TASK REQUIREMENTS:
Find every line below that contains the word "worden" and copy it out.

A run of records
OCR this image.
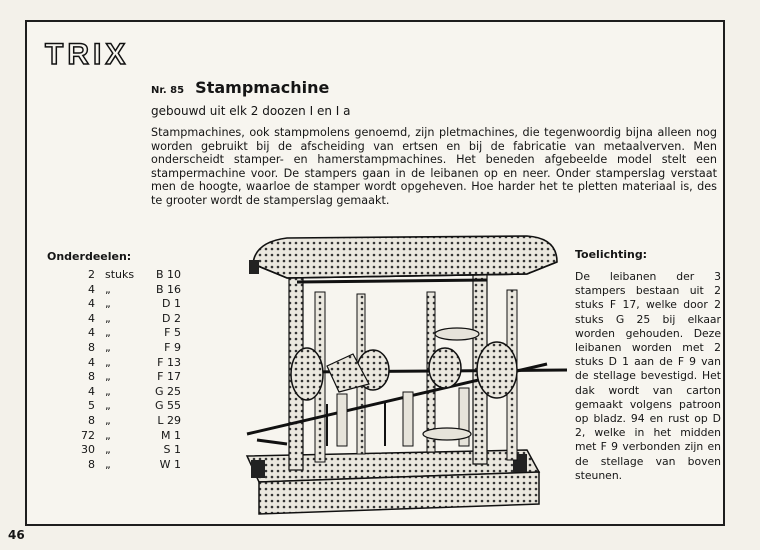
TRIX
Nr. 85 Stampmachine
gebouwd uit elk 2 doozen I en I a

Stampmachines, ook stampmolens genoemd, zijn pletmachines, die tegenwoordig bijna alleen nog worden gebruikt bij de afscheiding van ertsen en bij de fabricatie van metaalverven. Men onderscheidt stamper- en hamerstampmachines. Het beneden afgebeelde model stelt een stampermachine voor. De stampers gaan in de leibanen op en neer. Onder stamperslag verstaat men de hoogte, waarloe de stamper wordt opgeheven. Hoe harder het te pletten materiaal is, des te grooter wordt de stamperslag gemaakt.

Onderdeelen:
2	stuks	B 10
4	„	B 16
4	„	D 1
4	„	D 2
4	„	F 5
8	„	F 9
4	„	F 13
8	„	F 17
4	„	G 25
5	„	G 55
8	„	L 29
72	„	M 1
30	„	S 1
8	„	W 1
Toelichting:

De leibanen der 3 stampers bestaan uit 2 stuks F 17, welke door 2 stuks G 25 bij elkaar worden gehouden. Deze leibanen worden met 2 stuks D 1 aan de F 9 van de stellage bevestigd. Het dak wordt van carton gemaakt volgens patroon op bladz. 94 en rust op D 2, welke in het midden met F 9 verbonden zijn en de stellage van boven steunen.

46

* * *

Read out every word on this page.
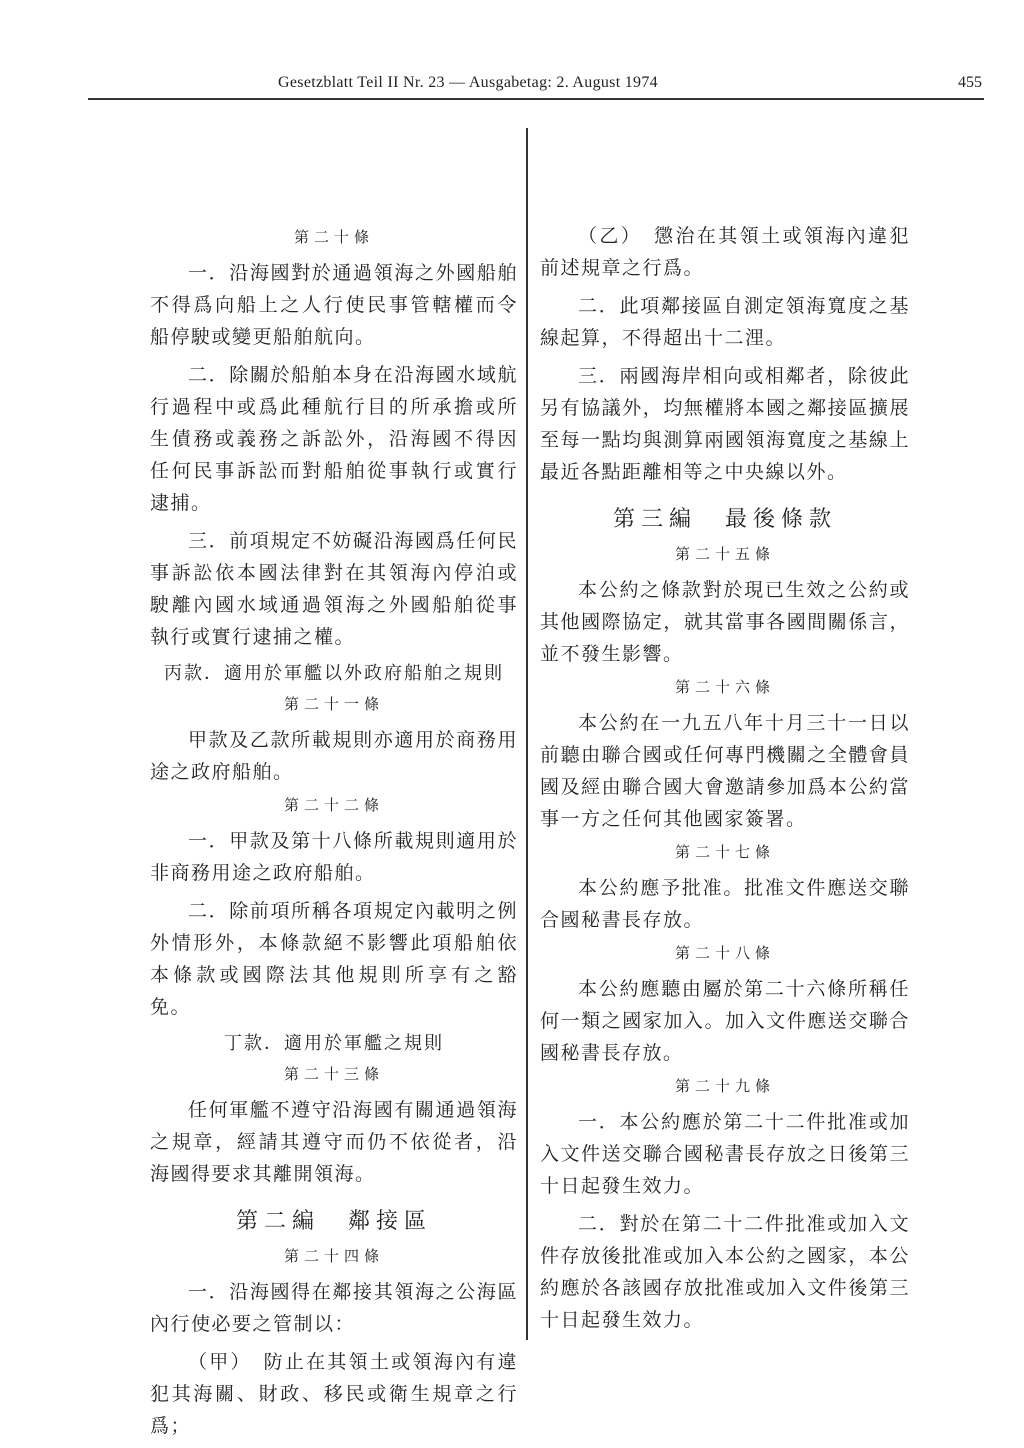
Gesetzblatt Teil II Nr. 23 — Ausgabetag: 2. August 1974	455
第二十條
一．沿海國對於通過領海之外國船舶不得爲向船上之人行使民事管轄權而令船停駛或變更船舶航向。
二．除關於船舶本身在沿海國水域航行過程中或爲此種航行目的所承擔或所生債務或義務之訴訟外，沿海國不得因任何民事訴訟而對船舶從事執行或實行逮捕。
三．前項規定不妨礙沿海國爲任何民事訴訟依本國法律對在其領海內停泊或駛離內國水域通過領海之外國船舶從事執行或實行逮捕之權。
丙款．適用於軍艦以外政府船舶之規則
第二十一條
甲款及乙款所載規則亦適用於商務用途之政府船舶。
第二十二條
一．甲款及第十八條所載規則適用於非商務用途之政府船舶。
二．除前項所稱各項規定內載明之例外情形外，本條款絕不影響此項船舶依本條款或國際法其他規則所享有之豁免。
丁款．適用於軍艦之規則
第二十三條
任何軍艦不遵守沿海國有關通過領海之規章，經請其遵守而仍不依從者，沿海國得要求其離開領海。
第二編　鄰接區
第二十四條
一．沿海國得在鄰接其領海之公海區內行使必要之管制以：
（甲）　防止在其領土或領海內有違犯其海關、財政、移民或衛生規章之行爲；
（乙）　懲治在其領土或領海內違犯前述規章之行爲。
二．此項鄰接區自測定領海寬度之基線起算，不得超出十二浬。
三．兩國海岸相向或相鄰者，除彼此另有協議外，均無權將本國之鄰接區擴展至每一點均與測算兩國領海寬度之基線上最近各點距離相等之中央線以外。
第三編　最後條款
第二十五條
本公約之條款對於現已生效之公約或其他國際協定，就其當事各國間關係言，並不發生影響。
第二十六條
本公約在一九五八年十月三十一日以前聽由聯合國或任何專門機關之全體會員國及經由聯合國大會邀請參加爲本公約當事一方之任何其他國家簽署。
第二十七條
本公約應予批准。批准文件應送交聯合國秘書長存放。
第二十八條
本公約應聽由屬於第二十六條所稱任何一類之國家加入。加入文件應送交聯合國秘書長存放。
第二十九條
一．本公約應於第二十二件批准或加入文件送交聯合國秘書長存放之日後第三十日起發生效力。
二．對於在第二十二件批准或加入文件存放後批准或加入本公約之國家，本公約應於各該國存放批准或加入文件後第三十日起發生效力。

FINISHED TASK:
Stampmachines, ook stampmolens genoemd, zijn pletmachines, die tegenwoordig bijna alleen nog worden gebruikt bij de afscheiding van ertsen en bij de fabricatie van metaalverven. Men onderscheidt stamper- en hamerstampmachines. Het beneden afgebeelde model stelt een stampermachine voor. De stampers gaan in de leibanen op en neer. Onder stamperslag verstaat men de hoogte, waarloe de stamper wordt opgeheven. Hoe harder het te pletten materiaal is, des te grooter wordt de stamperslag gemaakt.
De leibanen der 3 stampers bestaan uit 2 stuks F 17, welke door 2 stuks G 25 bij elkaar worden gehouden. Deze leibanen worden met 2 stuks D 1 aan de F 9 van de stellage bevestigd. Het dak wordt van carton gemaakt volgens patroon op bladz. 94 en rust op D 2, welke in het midden met F 9 verbonden zijn en de stellage van boven steunen.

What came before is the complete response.